▶ [Aim of the exercise]:
Reproduce every entry with each occurrence of "address-line" changed to "mailing-line" and everything else kept the same. Leave out the pictures.

======== The records

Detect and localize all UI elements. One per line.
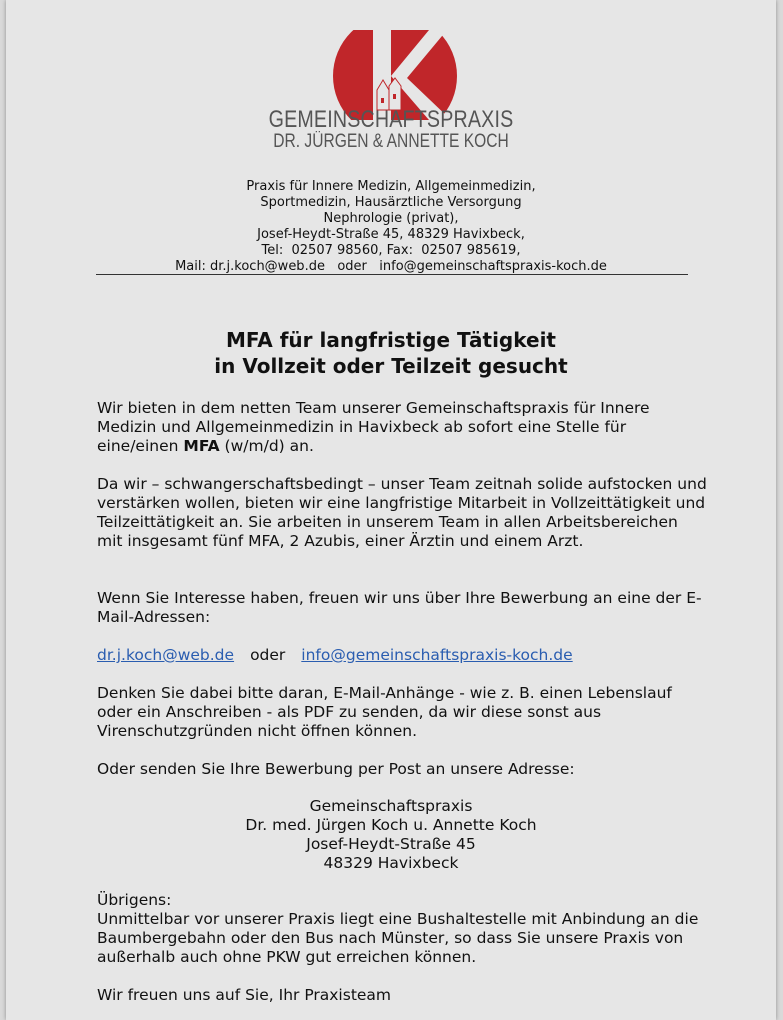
attachment-paragraph: Denken Sie dabei bitte daran, E-Mail-Anhänge - wie z. B. einen Lebenslauf oder ein Anschreiben - als PDF zu senden, da wir diese sonst aus Virenschutzgründen nicht öffnen können.	[97, 684, 672, 740]
email-link-2[interactable]: info@gemeinschaftspraxis-koch.de	[301, 646, 573, 664]
header-line: Nephrologie (privat),	[323, 211, 459, 226]
transport-text: Unmittelbar vor unserer Praxis liegt eine Bushaltestelle mit Anbindung an die Baumbergebahn oder den Bus nach Münster, so dass Sie unsere Praxis von außerhalb auch ohne PKW gut erreichen können.	[97, 910, 699, 966]
address-line: Gemeinschaftspraxis	[309, 797, 473, 815]
brand-name-line1: GEMEINSCHAFTSPRAXIS	[268, 106, 514, 133]
brand-name-line2: DR. JÜRGEN & ANNETTE KOCH	[273, 131, 509, 152]
practice-contact-header	[6, 179, 776, 275]
header-line: Mail: dr.j.koch@web.de oder info@gemeinschaftspraxis-koch.de	[175, 259, 607, 274]
job-title-line1: MFA für langfristige Tätigkeit	[226, 328, 556, 352]
address-line: Dr. med. Jürgen Koch u. Annette Koch	[245, 816, 537, 834]
address-line: 48329 Havixbeck	[323, 854, 459, 872]
postal-address	[6, 797, 776, 873]
email-or: oder	[250, 646, 286, 664]
intro-bold-mfa: MFA	[183, 437, 220, 455]
transport-paragraph	[97, 891, 707, 967]
header-line: Praxis für Innere Medizin, Allgemeinmedizin,	[246, 179, 536, 194]
email-link-1[interactable]: dr.j.koch@web.de	[97, 646, 235, 664]
job-title-line2: in Vollzeit oder Teilzeit gesucht	[214, 354, 568, 378]
intro-text: Wir bieten in dem netten Team unserer Gemeinschaftspraxis für Innere Medizin und Allgemeinmedizin in Havixbeck ab sofort eine Stelle für eine/einen	[97, 399, 650, 455]
header-line: Sportmedizin, Hausärztliche Versorgung	[260, 195, 522, 210]
closing-line: Wir freuen uns auf Sie, Ihr Praxisteam	[97, 986, 392, 1004]
team-paragraph: Da wir – schwangerschaftsbedingt – unser Team zeitnah solide aufstocken und verstärken wollen, bieten wir eine langfristige Mitarbeit in Vollzeittätigkeit und Teilzeittätigkeit an. Sie arbeiten in unserem Team in allen Arbeitsbereichen mit insgesamt fünf MFA, 2 Azubis, einer Ärztin und einem Arzt.	[97, 475, 707, 550]
email-links	[97, 646, 707, 665]
document-page	[6, 0, 776, 1020]
header-line: Tel: 02507 98560, Fax: 02507 985619,	[261, 243, 521, 258]
header-divider	[96, 274, 688, 275]
intro-paragraph	[97, 399, 707, 456]
address-line: Josef-Heydt-Straße 45	[306, 835, 476, 853]
job-title	[6, 327, 776, 379]
header-line: Josef-Heydt-Straße 45, 48329 Havixbeck,	[257, 227, 525, 242]
intro-text-end: (w/m/d) an.	[219, 437, 314, 455]
post-paragraph: Oder senden Sie Ihre Bewerbung per Post an unsere Adresse:	[97, 760, 575, 778]
interest-paragraph: Wenn Sie Interesse haben, freuen wir uns über Ihre Bewerbung an eine der E-Mail-Adressen:	[97, 589, 702, 626]
transport-heading: Übrigens:	[97, 891, 172, 909]
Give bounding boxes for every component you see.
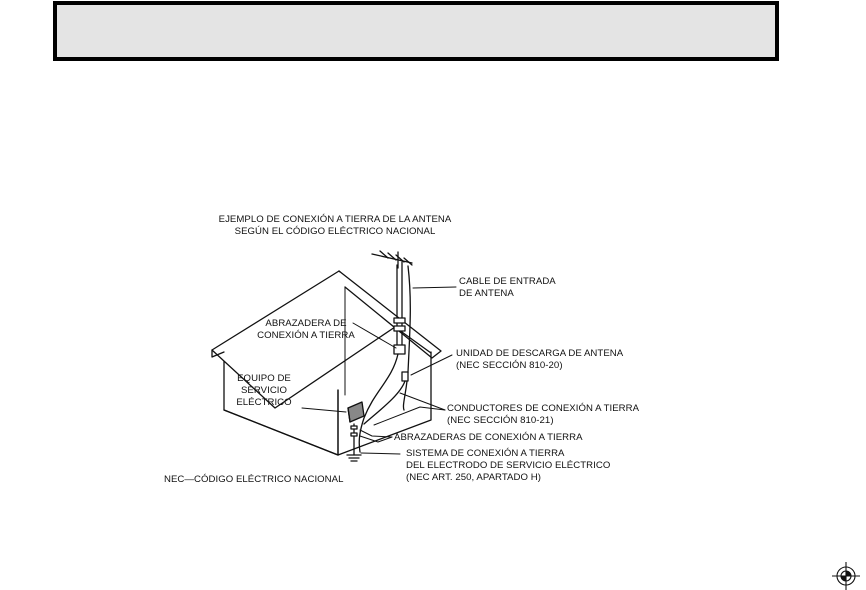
label-abrazadera-line2: CONEXIÓN A TIERRA bbox=[257, 330, 355, 341]
label-sistema-line2: DEL ELECTRODO DE SERVICIO ELÉCTRICO bbox=[406, 460, 611, 471]
leader-cable bbox=[413, 287, 456, 288]
label-conductores bbox=[447, 403, 639, 427]
label-sistema-line3: (NEC ART. 250, APARTADO H) bbox=[406, 472, 541, 483]
diagram-title-line1: EJEMPLO DE CONEXIÓN A TIERRA DE LA ANTENA bbox=[218, 214, 452, 225]
label-sistema bbox=[406, 448, 610, 484]
label-abrazaderas-line1: ABRAZADERAS DE CONEXIÓN A TIERRA bbox=[394, 432, 583, 443]
label-abrazaderas bbox=[394, 432, 583, 444]
leader-equipo bbox=[302, 408, 346, 412]
label-cable-entrada bbox=[459, 276, 556, 300]
label-cable-entrada-line1: CABLE DE ENTRADA bbox=[459, 276, 556, 287]
label-unidad-descarga bbox=[456, 348, 623, 372]
label-unidad-descarga-line2: (NEC SECCIÓN 810-20) bbox=[456, 360, 563, 371]
label-conductores-line1: CONDUCTORES DE CONEXIÓN A TIERRA bbox=[447, 403, 640, 414]
label-equipo-line2: SERVICIO bbox=[240, 385, 288, 396]
leader-sistema bbox=[361, 453, 400, 454]
label-abrazadera bbox=[254, 318, 358, 342]
label-nec bbox=[164, 474, 344, 486]
label-nec-line1: NEC—CÓDIGO ELÉCTRICO NACIONAL bbox=[164, 474, 344, 485]
label-abrazadera-line1: ABRAZADERA DE bbox=[265, 318, 347, 329]
diagram-title bbox=[203, 214, 467, 238]
crosshair-registration-mark-icon bbox=[832, 562, 860, 590]
label-equipo-line3: ELÉCTRICO bbox=[236, 397, 292, 408]
label-conductores-line2: (NEC SECCIÓN 810-21) bbox=[447, 415, 554, 426]
label-sistema-line1: SISTEMA DE CONEXIÓN A TIERRA bbox=[406, 448, 565, 459]
label-unidad-descarga-line1: UNIDAD DE DESCARGA DE ANTENA bbox=[456, 348, 624, 359]
label-cable-entrada-line2: DE ANTENA bbox=[459, 288, 514, 299]
label-equipo-servicio bbox=[226, 373, 302, 409]
service-equipment-box bbox=[348, 402, 364, 422]
house-icon bbox=[212, 271, 441, 455]
label-equipo-line1: EQUIPO DE bbox=[237, 373, 291, 384]
leader-conductores-1 bbox=[374, 407, 445, 425]
diagram-title-line2: SEGÚN EL CÓDIGO ELÉCTRICO NACIONAL bbox=[234, 226, 436, 237]
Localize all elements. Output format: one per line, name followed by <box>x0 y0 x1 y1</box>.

================

▶ [Written answer]:
Detect and localize all UI elements. One per line.
attachment-paragraph: Denken Sie dabei bitte daran, E-Mail-Anhänge - wie z. B. einen Lebenslauf oder ein Anschreiben - als PDF zu senden, da wir diese sonst aus Virenschutzgründen nicht öffnen können.	[97, 684, 672, 740]
email-link-2[interactable]: info@gemeinschaftspraxis-koch.de	[301, 646, 573, 664]
header-line: Nephrologie (privat),	[323, 211, 459, 226]
transport-text: Unmittelbar vor unserer Praxis liegt eine Bushaltestelle mit Anbindung an die Baumbergebahn oder den Bus nach Münster, so dass Sie unsere Praxis von außerhalb auch ohne PKW gut erreichen können.	[97, 910, 699, 966]
mailing-line: Gemeinschaftspraxis	[309, 797, 473, 815]
brand-name-line1: GEMEINSCHAFTSPRAXIS	[268, 106, 514, 133]
brand-name-line2: DR. JÜRGEN & ANNETTE KOCH	[273, 131, 509, 152]
practice-contact-header	[6, 179, 776, 275]
header-line: Mail: dr.j.koch@web.de oder info@gemeinschaftspraxis-koch.de	[175, 259, 607, 274]
job-title-line1: MFA für langfristige Tätigkeit	[226, 328, 556, 352]
mailing-line: Dr. med. Jürgen Koch u. Annette Koch	[245, 816, 537, 834]
mailing-line: 48329 Havixbeck	[323, 854, 459, 872]
postal-address	[6, 797, 776, 873]
email-or: oder	[250, 646, 286, 664]
intro-bold-mfa: MFA	[183, 437, 220, 455]
transport-paragraph	[97, 891, 707, 967]
header-line: Praxis für Innere Medizin, Allgemeinmedizin,	[246, 179, 536, 194]
email-link-1[interactable]: dr.j.koch@web.de	[97, 646, 235, 664]
job-title-line2: in Vollzeit oder Teilzeit gesucht	[214, 354, 568, 378]
intro-text: Wir bieten in dem netten Team unserer Gemeinschaftspraxis für Innere Medizin und Allgemeinmedizin in Havixbeck ab sofort eine Stelle für eine/einen	[97, 399, 650, 455]
header-line: Sportmedizin, Hausärztliche Versorgung	[260, 195, 522, 210]
closing-line: Wir freuen uns auf Sie, Ihr Praxisteam	[97, 986, 392, 1004]
team-paragraph: Da wir – schwangerschaftsbedingt – unser Team zeitnah solide aufstocken und verstärken wollen, bieten wir eine langfristige Mitarbeit in Vollzeittätigkeit und Teilzeittätigkeit an. Sie arbeiten in unserem Team in allen Arbeitsbereichen mit insgesamt fünf MFA, 2 Azubis, einer Ärztin und einem Arzt.	[97, 475, 707, 550]
email-links	[97, 646, 707, 665]
document-page	[6, 0, 776, 1020]
header-line: Tel: 02507 98560, Fax: 02507 985619,	[261, 243, 521, 258]
header-divider	[96, 274, 688, 275]
intro-paragraph	[97, 399, 707, 456]
mailing-line: Josef-Heydt-Straße 45	[306, 835, 476, 853]
job-title	[6, 327, 776, 379]
header-line: Josef-Heydt-Straße 45, 48329 Havixbeck,	[257, 227, 525, 242]
intro-text-end: (w/m/d) an.	[219, 437, 314, 455]
post-paragraph: Oder senden Sie Ihre Bewerbung per Post an unsere Adresse:	[97, 760, 575, 778]
interest-paragraph: Wenn Sie Interesse haben, freuen wir uns über Ihre Bewerbung an eine der E-Mail-Adressen:	[97, 589, 702, 626]
transport-heading: Übrigens:	[97, 891, 172, 909]
Give bounding boxes for every component you see.
label-abrazadera-line2: CONEXIÓN A TIERRA bbox=[257, 330, 355, 341]
label-sistema-line2: DEL ELECTRODO DE SERVICIO ELÉCTRICO bbox=[406, 460, 611, 471]
leader-cable bbox=[413, 287, 456, 288]
label-conductores bbox=[447, 403, 639, 427]
label-sistema-line3: (NEC ART. 250, APARTADO H) bbox=[406, 472, 541, 483]
diagram-title-line1: EJEMPLO DE CONEXIÓN A TIERRA DE LA ANTENA bbox=[218, 214, 452, 225]
label-sistema bbox=[406, 448, 610, 484]
label-abrazaderas-line1: ABRAZADERAS DE CONEXIÓN A TIERRA bbox=[394, 432, 583, 443]
label-abrazaderas bbox=[394, 432, 583, 444]
leader-equipo bbox=[302, 408, 346, 412]
label-cable-entrada bbox=[459, 276, 556, 300]
label-cable-entrada-line1: CABLE DE ENTRADA bbox=[459, 276, 556, 287]
label-unidad-descarga bbox=[456, 348, 623, 372]
label-unidad-descarga-line2: (NEC SECCIÓN 810-20) bbox=[456, 360, 563, 371]
label-conductores-line1: CONDUCTORES DE CONEXIÓN A TIERRA bbox=[447, 403, 640, 414]
label-equipo-line2: SERVICIO bbox=[240, 385, 288, 396]
leader-sistema bbox=[361, 453, 400, 454]
label-abrazadera bbox=[254, 318, 358, 342]
label-nec bbox=[164, 474, 344, 486]
label-nec-line1: NEC—CÓDIGO ELÉCTRICO NACIONAL bbox=[164, 474, 344, 485]
label-abrazadera-line1: ABRAZADERA DE bbox=[265, 318, 347, 329]
diagram-title bbox=[203, 214, 467, 238]
crosshair-registration-mark-icon bbox=[832, 562, 860, 590]
label-equipo-line3: ELÉCTRICO bbox=[236, 397, 292, 408]
label-conductores-line2: (NEC SECCIÓN 810-21) bbox=[447, 415, 554, 426]
label-sistema-line1: SISTEMA DE CONEXIÓN A TIERRA bbox=[406, 448, 565, 459]
label-unidad-descarga-line1: UNIDAD DE DESCARGA DE ANTENA bbox=[456, 348, 624, 359]
label-cable-entrada-line2: DE ANTENA bbox=[459, 288, 514, 299]
label-equipo-servicio bbox=[226, 373, 302, 409]
service-equipment-box bbox=[348, 402, 364, 422]
house-icon bbox=[212, 271, 441, 455]
label-equipo-line1: EQUIPO DE bbox=[237, 373, 291, 384]
leader-conductores-1 bbox=[374, 407, 445, 425]
diagram-title-line2: SEGÚN EL CÓDIGO ELÉCTRICO NACIONAL bbox=[234, 226, 436, 237]
Localize all elements. Output format: one per line, name followed by <box>x0 y0 x1 y1</box>.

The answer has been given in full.